### What is being asked
Drop the pictures from the entries below, then reproduce the rest exactly.

## START Extracted information

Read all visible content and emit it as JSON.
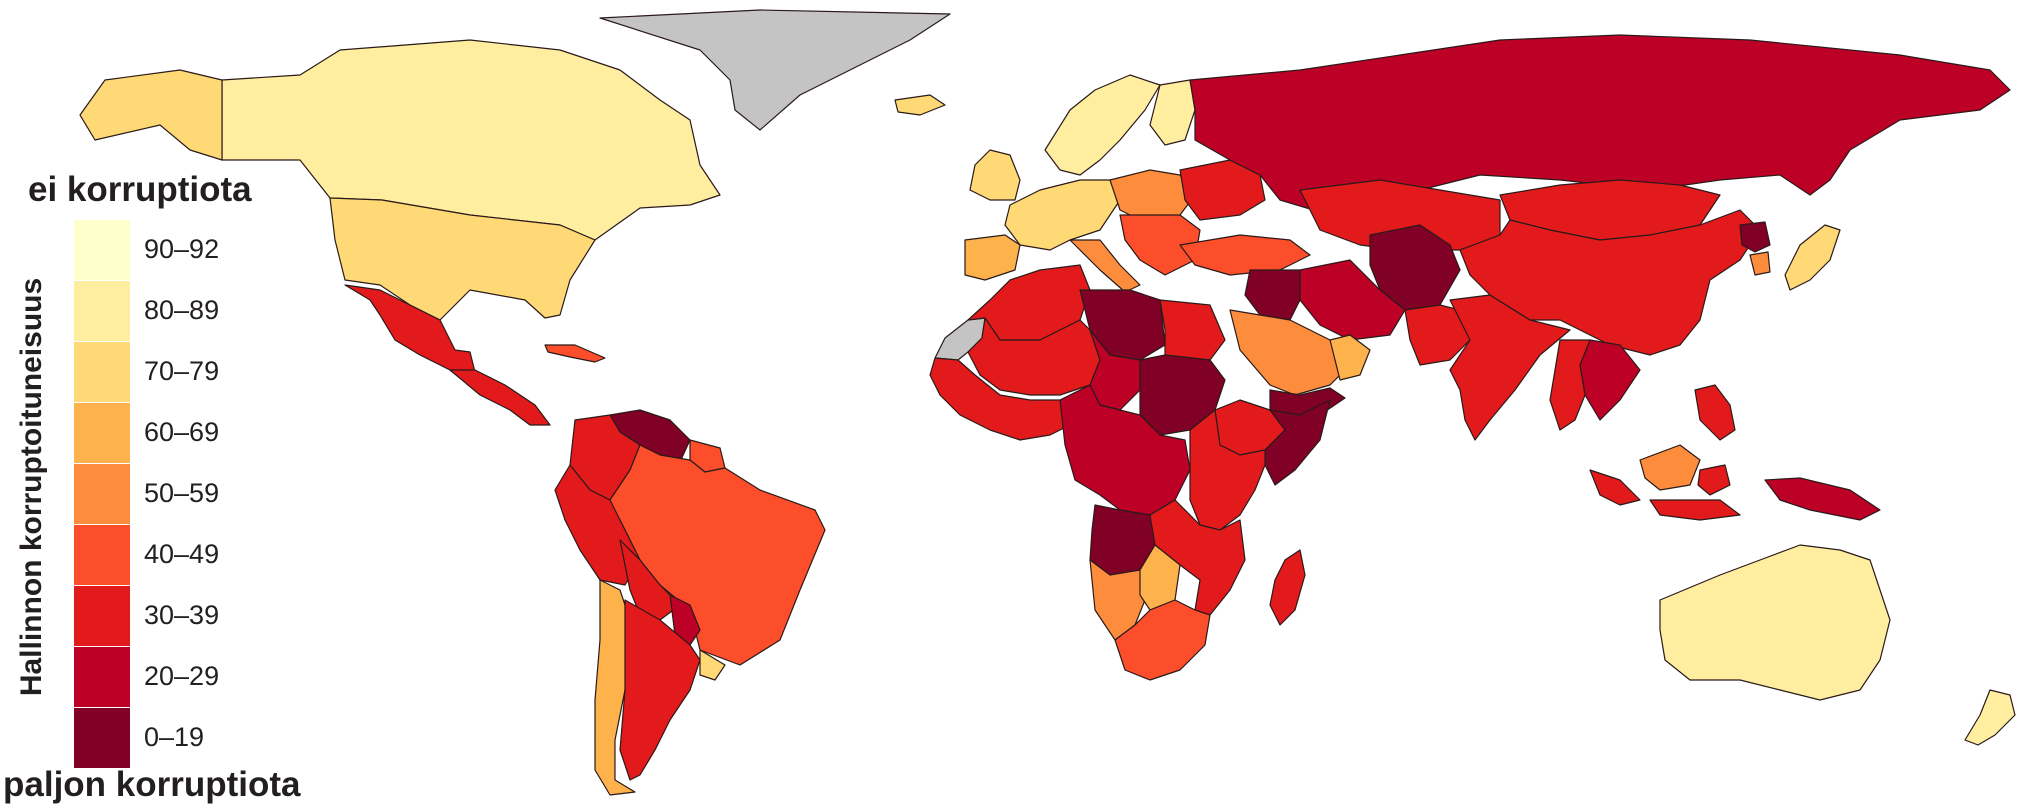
{
  "legend": {
    "top_label": "ei korruptiota",
    "bottom_label": "paljon korruptiota",
    "axis_title": "Hallinnon korruptoituneisuus",
    "classes": [
      {
        "label": "90–92",
        "color": "#ffffcc"
      },
      {
        "label": "80–89",
        "color": "#ffeda0"
      },
      {
        "label": "70–79",
        "color": "#fed976"
      },
      {
        "label": "60–69",
        "color": "#feb24c"
      },
      {
        "label": "50–59",
        "color": "#fd8d3c"
      },
      {
        "label": "40–49",
        "color": "#fc4e2a"
      },
      {
        "label": "30–39",
        "color": "#e31a1c"
      },
      {
        "label": "20–29",
        "color": "#bd0026"
      },
      {
        "label": "0–19",
        "color": "#800026"
      }
    ]
  },
  "map_colors": {
    "no_data": "#c4c4c4",
    "water": "#ffffff",
    "border": "#2a1a1a"
  },
  "regions": [
    {
      "name": "greenland",
      "class": "no-data"
    },
    {
      "name": "western-sahara",
      "class": "no-data"
    },
    {
      "name": "canada",
      "class": "80–89"
    },
    {
      "name": "alaska",
      "class": "70–79"
    },
    {
      "name": "united-states",
      "class": "70–79"
    },
    {
      "name": "mexico",
      "class": "30–39"
    },
    {
      "name": "central-america",
      "class": "30–39"
    },
    {
      "name": "cuba",
      "class": "40–49"
    },
    {
      "name": "venezuela",
      "class": "0–19"
    },
    {
      "name": "colombia",
      "class": "30–39"
    },
    {
      "name": "guyana-suriname",
      "class": "40–49"
    },
    {
      "name": "brazil",
      "class": "40–49"
    },
    {
      "name": "peru",
      "class": "30–39"
    },
    {
      "name": "bolivia",
      "class": "30–39"
    },
    {
      "name": "paraguay",
      "class": "20–29"
    },
    {
      "name": "chile",
      "class": "60–69"
    },
    {
      "name": "argentina",
      "class": "30–39"
    },
    {
      "name": "uruguay",
      "class": "70–79"
    },
    {
      "name": "iceland",
      "class": "70–79"
    },
    {
      "name": "scandinavia",
      "class": "80–89"
    },
    {
      "name": "finland",
      "class": "80–89"
    },
    {
      "name": "uk-ireland",
      "class": "70–79"
    },
    {
      "name": "western-europe",
      "class": "70–79"
    },
    {
      "name": "iberia",
      "class": "60–69"
    },
    {
      "name": "italy",
      "class": "50–59"
    },
    {
      "name": "eastern-europe",
      "class": "50–59"
    },
    {
      "name": "balkans",
      "class": "40–49"
    },
    {
      "name": "ukraine",
      "class": "30–39"
    },
    {
      "name": "russia",
      "class": "20–29"
    },
    {
      "name": "turkey",
      "class": "40–49"
    },
    {
      "name": "kazakhstan",
      "class": "30–39"
    },
    {
      "name": "central-asia",
      "class": "20–29"
    },
    {
      "name": "afghanistan",
      "class": "0–19"
    },
    {
      "name": "iran",
      "class": "20–29"
    },
    {
      "name": "iraq-syria",
      "class": "0–19"
    },
    {
      "name": "saudi-arabia",
      "class": "50–59"
    },
    {
      "name": "uae-oman",
      "class": "60–69"
    },
    {
      "name": "yemen",
      "class": "0–19"
    },
    {
      "name": "pakistan",
      "class": "30–39"
    },
    {
      "name": "india",
      "class": "30–39"
    },
    {
      "name": "mongolia",
      "class": "30–39"
    },
    {
      "name": "china",
      "class": "30–39"
    },
    {
      "name": "north-korea",
      "class": "0–19"
    },
    {
      "name": "south-korea",
      "class": "50–59"
    },
    {
      "name": "japan",
      "class": "70–79"
    },
    {
      "name": "southeast-asia",
      "class": "20–29"
    },
    {
      "name": "thailand-myanmar",
      "class": "30–39"
    },
    {
      "name": "malaysia",
      "class": "50–59"
    },
    {
      "name": "indonesia",
      "class": "30–39"
    },
    {
      "name": "philippines",
      "class": "30–39"
    },
    {
      "name": "papua-new-guinea",
      "class": "20–29"
    },
    {
      "name": "australia",
      "class": "80–89"
    },
    {
      "name": "new-zealand",
      "class": "80–89"
    },
    {
      "name": "maghreb",
      "class": "30–39"
    },
    {
      "name": "libya",
      "class": "0–19"
    },
    {
      "name": "egypt",
      "class": "30–39"
    },
    {
      "name": "west-africa",
      "class": "30–39"
    },
    {
      "name": "sahel",
      "class": "30–39"
    },
    {
      "name": "chad",
      "class": "20–29"
    },
    {
      "name": "sudan",
      "class": "0–19"
    },
    {
      "name": "ethiopia",
      "class": "30–39"
    },
    {
      "name": "somalia",
      "class": "0–19"
    },
    {
      "name": "central-africa",
      "class": "20–29"
    },
    {
      "name": "east-africa",
      "class": "30–39"
    },
    {
      "name": "angola",
      "class": "0–19"
    },
    {
      "name": "zambia-mozambique",
      "class": "30–39"
    },
    {
      "name": "namibia",
      "class": "50–59"
    },
    {
      "name": "botswana",
      "class": "60–69"
    },
    {
      "name": "south-africa",
      "class": "40–49"
    },
    {
      "name": "madagascar",
      "class": "30–39"
    }
  ]
}
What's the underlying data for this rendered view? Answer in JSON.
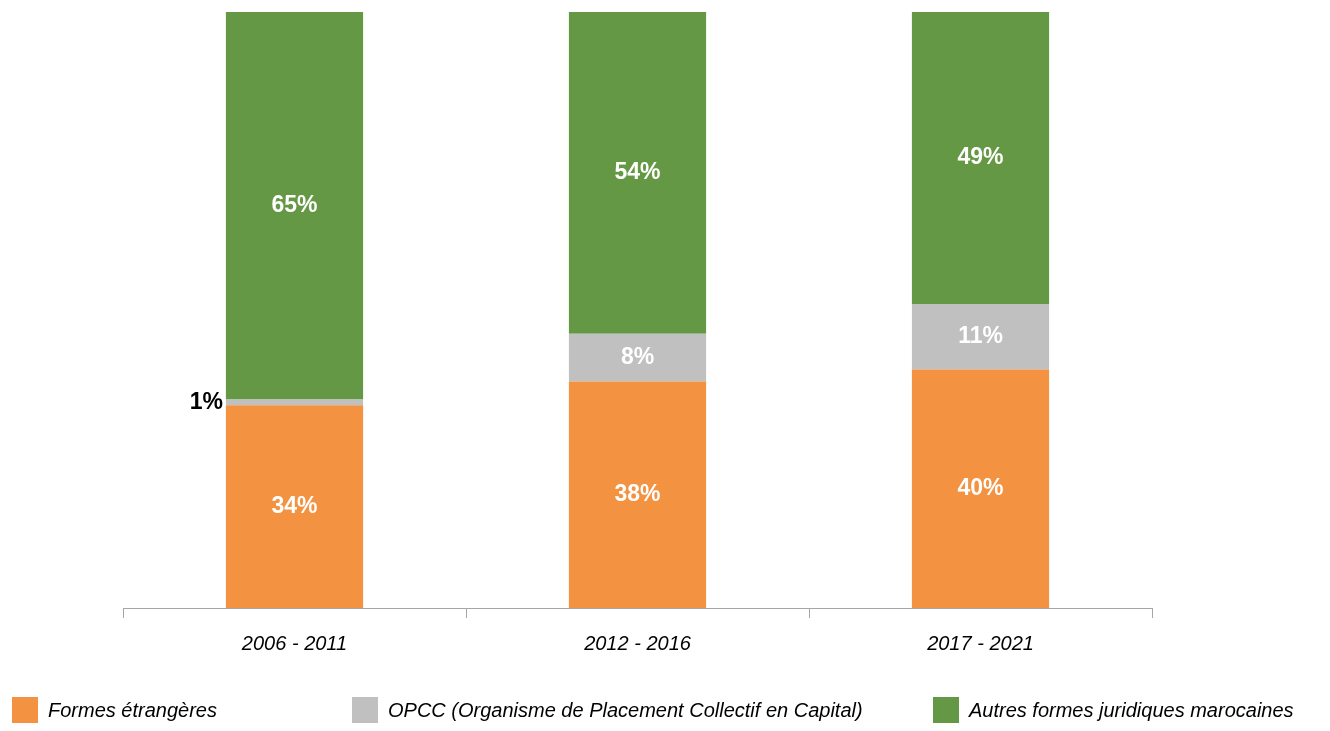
{
  "chart_data": {
    "type": "bar",
    "stacked": true,
    "categories": [
      "2006 - 2011",
      "2012 - 2016",
      "2017 - 2021"
    ],
    "series": [
      {
        "name": "Formes étrangères",
        "color": "#f39240",
        "values": [
          34,
          38,
          40
        ],
        "value_labels": [
          "34%",
          "38%",
          "40%"
        ]
      },
      {
        "name": "OPCC (Organisme de Placement Collectif en Capital)",
        "color": "#c0c0c0",
        "values": [
          1,
          8,
          11
        ],
        "value_labels": [
          "1%",
          "8%",
          "11%"
        ]
      },
      {
        "name": "Autres formes juridiques marocaines",
        "color": "#659845",
        "values": [
          65,
          54,
          49
        ],
        "value_labels": [
          "65%",
          "54%",
          "49%"
        ]
      }
    ],
    "legend": "bottom",
    "tick_labels": "x"
  }
}
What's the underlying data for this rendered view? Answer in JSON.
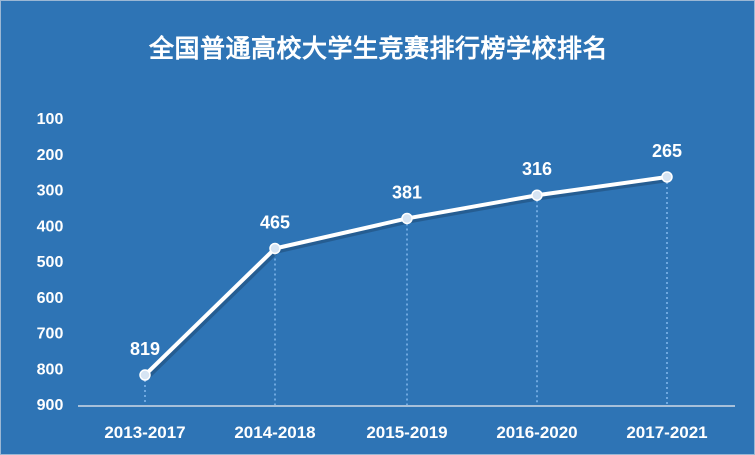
{
  "chart_data": {
    "type": "line",
    "title": "全国普通高校大学生竞赛排行榜学校排名",
    "categories": [
      "2013-2017",
      "2014-2018",
      "2015-2019",
      "2016-2020",
      "2017-2021"
    ],
    "series": [
      {
        "values": [
          819,
          465,
          381,
          316,
          265
        ]
      }
    ],
    "y_ticks": [
      "100",
      "200",
      "300",
      "400",
      "500",
      "600",
      "700",
      "800",
      "900"
    ],
    "ylim": [
      900,
      100
    ],
    "y_inverted": true,
    "grid": false,
    "colors": {
      "background": "#2e74b5",
      "line": "#ffffff",
      "marker_fill": "#d6e4f3",
      "drop_line": "#6ea8e0",
      "axis": "#cfd9e6",
      "text": "#ffffff"
    }
  }
}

## END Extracted information

### Reply
Read all visible content and emit it as JSON.
{
  "legend": {
    "top_label": "ei korruptiota",
    "bottom_label": "paljon korruptiota",
    "axis_title": "Hallinnon korruptoituneisuus",
    "classes": [
      {
        "label": "90–92",
        "color": "#ffffcc"
      },
      {
        "label": "80–89",
        "color": "#ffeda0"
      },
      {
        "label": "70–79",
        "color": "#fed976"
      },
      {
        "label": "60–69",
        "color": "#feb24c"
      },
      {
        "label": "50–59",
        "color": "#fd8d3c"
      },
      {
        "label": "40–49",
        "color": "#fc4e2a"
      },
      {
        "label": "30–39",
        "color": "#e31a1c"
      },
      {
        "label": "20–29",
        "color": "#bd0026"
      },
      {
        "label": "0–19",
        "color": "#800026"
      }
    ]
  },
  "map_colors": {
    "no_data": "#c4c4c4",
    "water": "#ffffff",
    "border": "#2a1a1a"
  },
  "regions": [
    {
      "name": "greenland",
      "class": "no-data"
    },
    {
      "name": "western-sahara",
      "class": "no-data"
    },
    {
      "name": "canada",
      "class": "80–89"
    },
    {
      "name": "alaska",
      "class": "70–79"
    },
    {
      "name": "united-states",
      "class": "70–79"
    },
    {
      "name": "mexico",
      "class": "30–39"
    },
    {
      "name": "central-america",
      "class": "30–39"
    },
    {
      "name": "cuba",
      "class": "40–49"
    },
    {
      "name": "venezuela",
      "class": "0–19"
    },
    {
      "name": "colombia",
      "class": "30–39"
    },
    {
      "name": "guyana-suriname",
      "class": "40–49"
    },
    {
      "name": "brazil",
      "class": "40–49"
    },
    {
      "name": "peru",
      "class": "30–39"
    },
    {
      "name": "bolivia",
      "class": "30–39"
    },
    {
      "name": "paraguay",
      "class": "20–29"
    },
    {
      "name": "chile",
      "class": "60–69"
    },
    {
      "name": "argentina",
      "class": "30–39"
    },
    {
      "name": "uruguay",
      "class": "70–79"
    },
    {
      "name": "iceland",
      "class": "70–79"
    },
    {
      "name": "scandinavia",
      "class": "80–89"
    },
    {
      "name": "finland",
      "class": "80–89"
    },
    {
      "name": "uk-ireland",
      "class": "70–79"
    },
    {
      "name": "western-europe",
      "class": "70–79"
    },
    {
      "name": "iberia",
      "class": "60–69"
    },
    {
      "name": "italy",
      "class": "50–59"
    },
    {
      "name": "eastern-europe",
      "class": "50–59"
    },
    {
      "name": "balkans",
      "class": "40–49"
    },
    {
      "name": "ukraine",
      "class": "30–39"
    },
    {
      "name": "russia",
      "class": "20–29"
    },
    {
      "name": "turkey",
      "class": "40–49"
    },
    {
      "name": "kazakhstan",
      "class": "30–39"
    },
    {
      "name": "central-asia",
      "class": "20–29"
    },
    {
      "name": "afghanistan",
      "class": "0–19"
    },
    {
      "name": "iran",
      "class": "20–29"
    },
    {
      "name": "iraq-syria",
      "class": "0–19"
    },
    {
      "name": "saudi-arabia",
      "class": "50–59"
    },
    {
      "name": "uae-oman",
      "class": "60–69"
    },
    {
      "name": "yemen",
      "class": "0–19"
    },
    {
      "name": "pakistan",
      "class": "30–39"
    },
    {
      "name": "india",
      "class": "30–39"
    },
    {
      "name": "mongolia",
      "class": "30–39"
    },
    {
      "name": "china",
      "class": "30–39"
    },
    {
      "name": "north-korea",
      "class": "0–19"
    },
    {
      "name": "south-korea",
      "class": "50–59"
    },
    {
      "name": "japan",
      "class": "70–79"
    },
    {
      "name": "southeast-asia",
      "class": "20–29"
    },
    {
      "name": "thailand-myanmar",
      "class": "30–39"
    },
    {
      "name": "malaysia",
      "class": "50–59"
    },
    {
      "name": "indonesia",
      "class": "30–39"
    },
    {
      "name": "philippines",
      "class": "30–39"
    },
    {
      "name": "papua-new-guinea",
      "class": "20–29"
    },
    {
      "name": "australia",
      "class": "80–89"
    },
    {
      "name": "new-zealand",
      "class": "80–89"
    },
    {
      "name": "maghreb",
      "class": "30–39"
    },
    {
      "name": "libya",
      "class": "0–19"
    },
    {
      "name": "egypt",
      "class": "30–39"
    },
    {
      "name": "west-africa",
      "class": "30–39"
    },
    {
      "name": "sahel",
      "class": "30–39"
    },
    {
      "name": "chad",
      "class": "20–29"
    },
    {
      "name": "sudan",
      "class": "0–19"
    },
    {
      "name": "ethiopia",
      "class": "30–39"
    },
    {
      "name": "somalia",
      "class": "0–19"
    },
    {
      "name": "central-africa",
      "class": "20–29"
    },
    {
      "name": "east-africa",
      "class": "30–39"
    },
    {
      "name": "angola",
      "class": "0–19"
    },
    {
      "name": "zambia-mozambique",
      "class": "30–39"
    },
    {
      "name": "namibia",
      "class": "50–59"
    },
    {
      "name": "botswana",
      "class": "60–69"
    },
    {
      "name": "south-africa",
      "class": "40–49"
    },
    {
      "name": "madagascar",
      "class": "30–39"
    }
  ]
}
What's the underlying data for this rendered view? Answer in JSON.
{
  "chart_data": {
    "type": "bar",
    "stacked": true,
    "categories": [
      "2006 - 2011",
      "2012 - 2016",
      "2017 - 2021"
    ],
    "series": [
      {
        "name": "Formes étrangères",
        "color": "#f39240",
        "values": [
          34,
          38,
          40
        ],
        "value_labels": [
          "34%",
          "38%",
          "40%"
        ]
      },
      {
        "name": "OPCC (Organisme de Placement Collectif en Capital)",
        "color": "#c0c0c0",
        "values": [
          1,
          8,
          11
        ],
        "value_labels": [
          "1%",
          "8%",
          "11%"
        ]
      },
      {
        "name": "Autres formes juridiques marocaines",
        "color": "#659845",
        "values": [
          65,
          54,
          49
        ],
        "value_labels": [
          "65%",
          "54%",
          "49%"
        ]
      }
    ],
    "legend": "bottom",
    "tick_labels": "x"
  }
}
What's the underlying data for this rendered view? Answer in JSON.
{
  "chart_data": {
    "type": "line",
    "title": "全国普通高校大学生竞赛排行榜学校排名",
    "categories": [
      "2013-2017",
      "2014-2018",
      "2015-2019",
      "2016-2020",
      "2017-2021"
    ],
    "series": [
      {
        "values": [
          819,
          465,
          381,
          316,
          265
        ]
      }
    ],
    "y_ticks": [
      "100",
      "200",
      "300",
      "400",
      "500",
      "600",
      "700",
      "800",
      "900"
    ],
    "ylim": [
      900,
      100
    ],
    "y_inverted": true,
    "grid": false,
    "colors": {
      "background": "#2e74b5",
      "line": "#ffffff",
      "marker_fill": "#d6e4f3",
      "drop_line": "#6ea8e0",
      "axis": "#cfd9e6",
      "text": "#ffffff"
    }
  }
}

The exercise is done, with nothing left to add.